Copy the lines that follow, keeping every character the same.

## BEGIN

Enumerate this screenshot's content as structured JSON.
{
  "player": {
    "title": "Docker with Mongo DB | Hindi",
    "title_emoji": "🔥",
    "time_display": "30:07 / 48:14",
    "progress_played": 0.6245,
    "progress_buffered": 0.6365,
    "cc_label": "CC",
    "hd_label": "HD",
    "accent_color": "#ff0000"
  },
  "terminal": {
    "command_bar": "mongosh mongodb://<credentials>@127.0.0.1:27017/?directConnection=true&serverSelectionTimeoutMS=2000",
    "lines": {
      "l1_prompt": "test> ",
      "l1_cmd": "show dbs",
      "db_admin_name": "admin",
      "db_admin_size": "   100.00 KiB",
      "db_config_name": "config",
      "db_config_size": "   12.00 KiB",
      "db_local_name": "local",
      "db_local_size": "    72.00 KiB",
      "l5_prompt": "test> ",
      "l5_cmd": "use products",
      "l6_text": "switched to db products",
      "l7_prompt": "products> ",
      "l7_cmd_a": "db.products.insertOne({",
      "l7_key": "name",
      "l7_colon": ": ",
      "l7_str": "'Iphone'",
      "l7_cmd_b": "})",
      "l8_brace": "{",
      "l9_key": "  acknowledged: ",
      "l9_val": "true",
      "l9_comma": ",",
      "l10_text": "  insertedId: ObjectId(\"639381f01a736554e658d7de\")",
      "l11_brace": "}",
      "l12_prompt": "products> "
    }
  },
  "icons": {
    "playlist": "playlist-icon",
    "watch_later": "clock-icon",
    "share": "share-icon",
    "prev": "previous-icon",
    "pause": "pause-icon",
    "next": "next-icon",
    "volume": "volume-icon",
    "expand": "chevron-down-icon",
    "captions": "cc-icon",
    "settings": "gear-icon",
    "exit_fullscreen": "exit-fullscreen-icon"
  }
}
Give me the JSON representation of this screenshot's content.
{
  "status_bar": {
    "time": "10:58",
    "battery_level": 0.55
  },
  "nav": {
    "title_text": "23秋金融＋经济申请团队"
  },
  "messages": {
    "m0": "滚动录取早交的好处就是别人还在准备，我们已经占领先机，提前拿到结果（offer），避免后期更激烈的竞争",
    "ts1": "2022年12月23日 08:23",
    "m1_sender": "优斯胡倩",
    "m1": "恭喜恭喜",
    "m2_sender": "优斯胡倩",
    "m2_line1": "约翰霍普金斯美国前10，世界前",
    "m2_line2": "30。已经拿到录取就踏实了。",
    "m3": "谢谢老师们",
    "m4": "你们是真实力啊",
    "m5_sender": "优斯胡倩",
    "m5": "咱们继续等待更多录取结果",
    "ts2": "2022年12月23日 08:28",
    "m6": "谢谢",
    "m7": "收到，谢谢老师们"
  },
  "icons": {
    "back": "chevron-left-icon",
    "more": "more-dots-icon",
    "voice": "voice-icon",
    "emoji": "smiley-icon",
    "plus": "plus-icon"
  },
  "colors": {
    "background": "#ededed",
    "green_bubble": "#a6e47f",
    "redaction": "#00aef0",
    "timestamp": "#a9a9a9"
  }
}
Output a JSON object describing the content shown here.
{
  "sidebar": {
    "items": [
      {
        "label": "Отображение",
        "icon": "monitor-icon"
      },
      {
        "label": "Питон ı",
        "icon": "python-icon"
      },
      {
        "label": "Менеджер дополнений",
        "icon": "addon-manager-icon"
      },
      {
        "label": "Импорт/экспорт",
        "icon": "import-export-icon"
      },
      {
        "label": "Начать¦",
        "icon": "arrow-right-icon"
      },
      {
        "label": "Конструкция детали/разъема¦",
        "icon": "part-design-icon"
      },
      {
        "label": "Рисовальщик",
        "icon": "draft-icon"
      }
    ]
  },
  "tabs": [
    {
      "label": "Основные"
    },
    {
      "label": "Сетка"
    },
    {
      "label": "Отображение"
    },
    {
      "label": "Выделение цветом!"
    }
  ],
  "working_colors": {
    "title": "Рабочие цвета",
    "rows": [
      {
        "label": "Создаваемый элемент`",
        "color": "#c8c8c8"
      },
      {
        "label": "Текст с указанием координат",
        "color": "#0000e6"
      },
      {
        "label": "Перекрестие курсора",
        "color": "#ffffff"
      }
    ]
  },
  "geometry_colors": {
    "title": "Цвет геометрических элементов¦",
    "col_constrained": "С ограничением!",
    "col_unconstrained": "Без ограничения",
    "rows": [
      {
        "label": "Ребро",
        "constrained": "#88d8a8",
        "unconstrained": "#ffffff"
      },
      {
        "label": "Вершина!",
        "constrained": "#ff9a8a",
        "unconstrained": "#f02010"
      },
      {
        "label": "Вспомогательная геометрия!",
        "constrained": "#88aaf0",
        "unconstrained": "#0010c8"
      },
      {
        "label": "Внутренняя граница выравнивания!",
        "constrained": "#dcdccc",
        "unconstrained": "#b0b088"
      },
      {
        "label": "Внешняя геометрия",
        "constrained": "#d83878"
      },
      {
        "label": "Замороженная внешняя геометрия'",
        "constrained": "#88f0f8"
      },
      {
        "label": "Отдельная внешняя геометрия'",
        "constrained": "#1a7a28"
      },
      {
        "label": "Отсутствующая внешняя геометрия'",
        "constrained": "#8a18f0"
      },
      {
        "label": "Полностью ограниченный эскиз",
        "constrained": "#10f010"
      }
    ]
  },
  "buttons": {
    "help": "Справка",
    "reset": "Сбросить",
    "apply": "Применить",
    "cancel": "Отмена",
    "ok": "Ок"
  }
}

## END

[Full output]
Enumerate this screenshot's content as structured JSON.
{
  "player": {
    "title": "Docker with Mongo DB | Hindi",
    "title_emoji": "🔥",
    "time_display": "30:07 / 48:14",
    "progress_played": 0.6245,
    "progress_buffered": 0.6365,
    "cc_label": "CC",
    "hd_label": "HD",
    "accent_color": "#ff0000"
  },
  "terminal": {
    "command_bar": "mongosh mongodb://<credentials>@127.0.0.1:27017/?directConnection=true&serverSelectionTimeoutMS=2000",
    "lines": {
      "l1_prompt": "test> ",
      "l1_cmd": "show dbs",
      "db_admin_name": "admin",
      "db_admin_size": "   100.00 KiB",
      "db_config_name": "config",
      "db_config_size": "   12.00 KiB",
      "db_local_name": "local",
      "db_local_size": "    72.00 KiB",
      "l5_prompt": "test> ",
      "l5_cmd": "use products",
      "l6_text": "switched to db products",
      "l7_prompt": "products> ",
      "l7_cmd_a": "db.products.insertOne({",
      "l7_key": "name",
      "l7_colon": ": ",
      "l7_str": "'Iphone'",
      "l7_cmd_b": "})",
      "l8_brace": "{",
      "l9_key": "  acknowledged: ",
      "l9_val": "true",
      "l9_comma": ",",
      "l10_text": "  insertedId: ObjectId(\"639381f01a736554e658d7de\")",
      "l11_brace": "}",
      "l12_prompt": "products> "
    }
  },
  "icons": {
    "playlist": "playlist-icon",
    "watch_later": "clock-icon",
    "share": "share-icon",
    "prev": "previous-icon",
    "pause": "pause-icon",
    "next": "next-icon",
    "volume": "volume-icon",
    "expand": "chevron-down-icon",
    "captions": "cc-icon",
    "settings": "gear-icon",
    "exit_fullscreen": "exit-fullscreen-icon"
  }
}
Give me the JSON representation of this screenshot's content.
{
  "status_bar": {
    "time": "10:58",
    "battery_level": 0.55
  },
  "nav": {
    "title_text": "23秋金融＋经济申请团队"
  },
  "messages": {
    "m0": "滚动录取早交的好处就是别人还在准备，我们已经占领先机，提前拿到结果（offer），避免后期更激烈的竞争",
    "ts1": "2022年12月23日 08:23",
    "m1_sender": "优斯胡倩",
    "m1": "恭喜恭喜",
    "m2_sender": "优斯胡倩",
    "m2_line1": "约翰霍普金斯美国前10，世界前",
    "m2_line2": "30。已经拿到录取就踏实了。",
    "m3": "谢谢老师们",
    "m4": "你们是真实力啊",
    "m5_sender": "优斯胡倩",
    "m5": "咱们继续等待更多录取结果",
    "ts2": "2022年12月23日 08:28",
    "m6": "谢谢",
    "m7": "收到，谢谢老师们"
  },
  "icons": {
    "back": "chevron-left-icon",
    "more": "more-dots-icon",
    "voice": "voice-icon",
    "emoji": "smiley-icon",
    "plus": "plus-icon"
  },
  "colors": {
    "background": "#ededed",
    "green_bubble": "#a6e47f",
    "redaction": "#00aef0",
    "timestamp": "#a9a9a9"
  }
}
Output a JSON object describing the content shown here.
{
  "sidebar": {
    "items": [
      {
        "label": "Отображение",
        "icon": "monitor-icon"
      },
      {
        "label": "Питон ı",
        "icon": "python-icon"
      },
      {
        "label": "Менеджер дополнений",
        "icon": "addon-manager-icon"
      },
      {
        "label": "Импорт/экспорт",
        "icon": "import-export-icon"
      },
      {
        "label": "Начать¦",
        "icon": "arrow-right-icon"
      },
      {
        "label": "Конструкция детали/разъема¦",
        "icon": "part-design-icon"
      },
      {
        "label": "Рисовальщик",
        "icon": "draft-icon"
      }
    ]
  },
  "tabs": [
    {
      "label": "Основные"
    },
    {
      "label": "Сетка"
    },
    {
      "label": "Отображение"
    },
    {
      "label": "Выделение цветом!"
    }
  ],
  "working_colors": {
    "title": "Рабочие цвета",
    "rows": [
      {
        "label": "Создаваемый элемент`",
        "color": "#c8c8c8"
      },
      {
        "label": "Текст с указанием координат",
        "color": "#0000e6"
      },
      {
        "label": "Перекрестие курсора",
        "color": "#ffffff"
      }
    ]
  },
  "geometry_colors": {
    "title": "Цвет геометрических элементов¦",
    "col_constrained": "С ограничением!",
    "col_unconstrained": "Без ограничения",
    "rows": [
      {
        "label": "Ребро",
        "constrained": "#88d8a8",
        "unconstrained": "#ffffff"
      },
      {
        "label": "Вершина!",
        "constrained": "#ff9a8a",
        "unconstrained": "#f02010"
      },
      {
        "label": "Вспомогательная геометрия!",
        "constrained": "#88aaf0",
        "unconstrained": "#0010c8"
      },
      {
        "label": "Внутренняя граница выравнивания!",
        "constrained": "#dcdccc",
        "unconstrained": "#b0b088"
      },
      {
        "label": "Внешняя геометрия",
        "constrained": "#d83878"
      },
      {
        "label": "Замороженная внешняя геометрия'",
        "constrained": "#88f0f8"
      },
      {
        "label": "Отдельная внешняя геометрия'",
        "constrained": "#1a7a28"
      },
      {
        "label": "Отсутствующая внешняя геометрия'",
        "constrained": "#8a18f0"
      },
      {
        "label": "Полностью ограниченный эскиз",
        "constrained": "#10f010"
      }
    ]
  },
  "buttons": {
    "help": "Справка",
    "reset": "Сбросить",
    "apply": "Применить",
    "cancel": "Отмена",
    "ok": "Ок"
  }
}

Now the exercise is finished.